EXERCISE OBJECTIVE - List each line holding the string "万吨泊位".

EXERCISE MATERIALS -
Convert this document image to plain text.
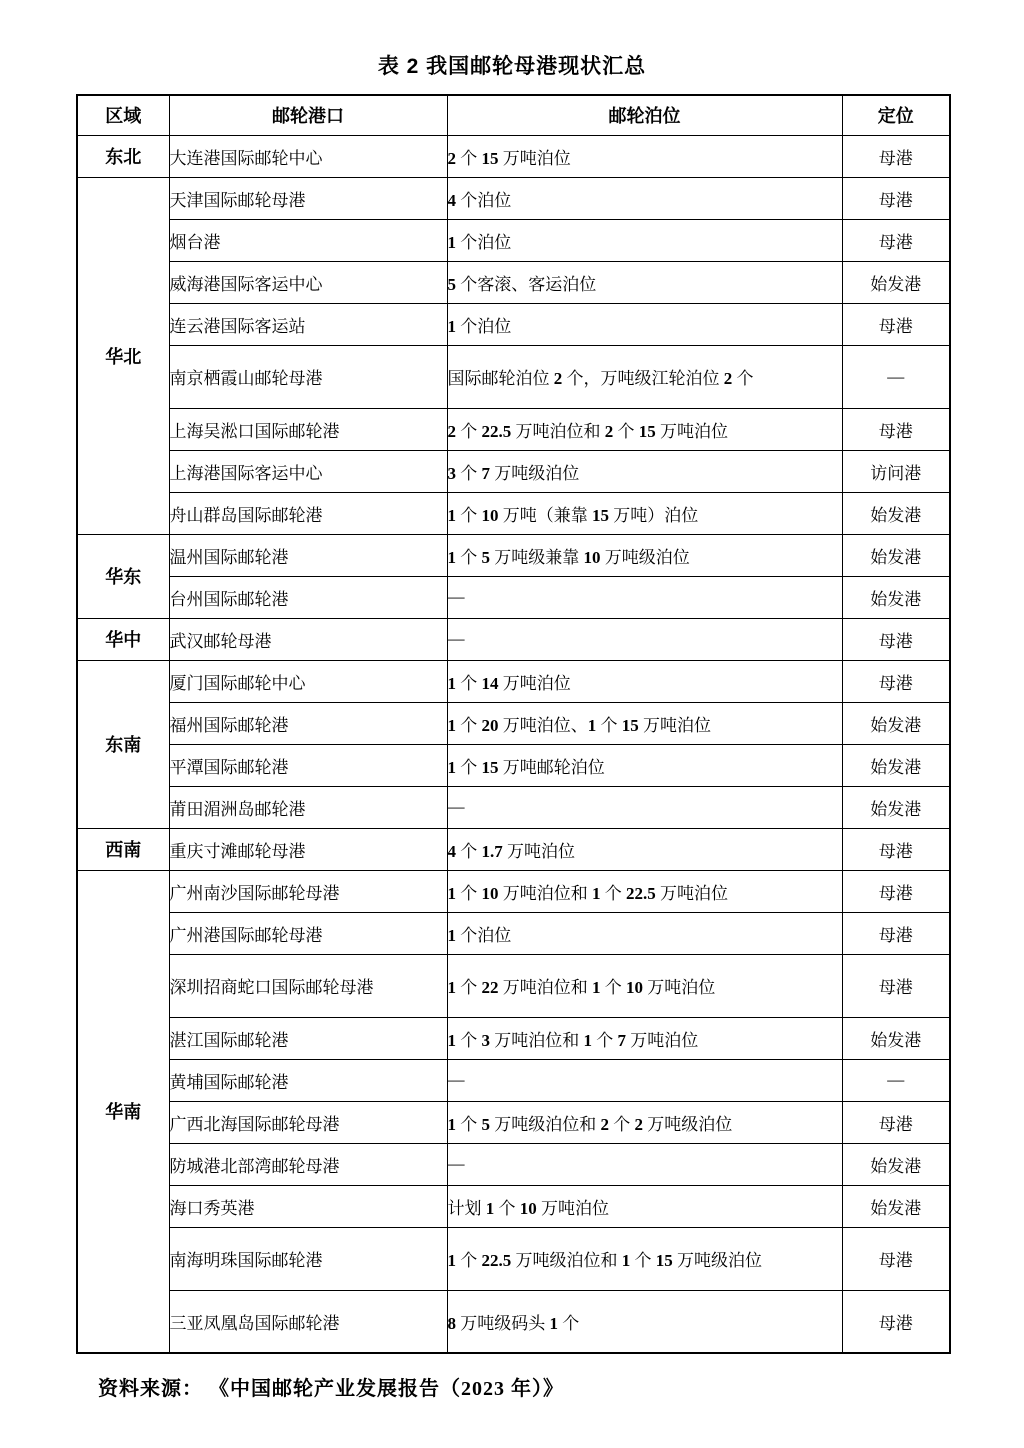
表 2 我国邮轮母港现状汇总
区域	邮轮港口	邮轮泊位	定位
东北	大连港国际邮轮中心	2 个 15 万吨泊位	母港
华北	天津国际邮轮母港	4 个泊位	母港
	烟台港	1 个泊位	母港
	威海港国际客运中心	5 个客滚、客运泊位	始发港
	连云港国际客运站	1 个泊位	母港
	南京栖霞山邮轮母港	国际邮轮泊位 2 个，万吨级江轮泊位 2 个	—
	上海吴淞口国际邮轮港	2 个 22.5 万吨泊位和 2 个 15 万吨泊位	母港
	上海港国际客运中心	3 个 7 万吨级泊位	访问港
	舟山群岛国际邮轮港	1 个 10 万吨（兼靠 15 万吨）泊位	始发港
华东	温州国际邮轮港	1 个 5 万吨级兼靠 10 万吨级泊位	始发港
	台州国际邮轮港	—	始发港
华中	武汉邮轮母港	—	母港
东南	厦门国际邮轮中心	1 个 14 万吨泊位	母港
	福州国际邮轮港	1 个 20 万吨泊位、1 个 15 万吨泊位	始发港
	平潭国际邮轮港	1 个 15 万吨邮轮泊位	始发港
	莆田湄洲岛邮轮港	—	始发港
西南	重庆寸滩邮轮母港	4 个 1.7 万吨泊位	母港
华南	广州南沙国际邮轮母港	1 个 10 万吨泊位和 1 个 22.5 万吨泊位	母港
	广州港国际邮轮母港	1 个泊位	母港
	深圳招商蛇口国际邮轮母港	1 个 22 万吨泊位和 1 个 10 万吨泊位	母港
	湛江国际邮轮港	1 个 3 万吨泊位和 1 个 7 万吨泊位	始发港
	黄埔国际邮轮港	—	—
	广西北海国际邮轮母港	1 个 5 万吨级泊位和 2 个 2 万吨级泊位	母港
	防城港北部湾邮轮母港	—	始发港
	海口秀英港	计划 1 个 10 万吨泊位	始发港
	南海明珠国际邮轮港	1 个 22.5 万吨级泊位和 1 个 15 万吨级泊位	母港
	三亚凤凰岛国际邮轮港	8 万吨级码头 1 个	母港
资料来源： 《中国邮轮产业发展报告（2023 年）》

RESULT FOR THIS TASK -
东北	大连港国际邮轮中心	2 个 15 万吨泊位	母港
	上海吴淞口国际邮轮港	2 个 22.5 万吨泊位和 2 个 15 万吨泊位	母港
东南	厦门国际邮轮中心	1 个 14 万吨泊位	母港
	福州国际邮轮港	1 个 20 万吨泊位、1 个 15 万吨泊位	始发港
西南	重庆寸滩邮轮母港	4 个 1.7 万吨泊位	母港
华南	广州南沙国际邮轮母港	1 个 10 万吨泊位和 1 个 22.5 万吨泊位	母港
	深圳招商蛇口国际邮轮母港	1 个 22 万吨泊位和 1 个 10 万吨泊位	母港
	湛江国际邮轮港	1 个 3 万吨泊位和 1 个 7 万吨泊位	始发港
	海口秀英港	计划 1 个 10 万吨泊位	始发港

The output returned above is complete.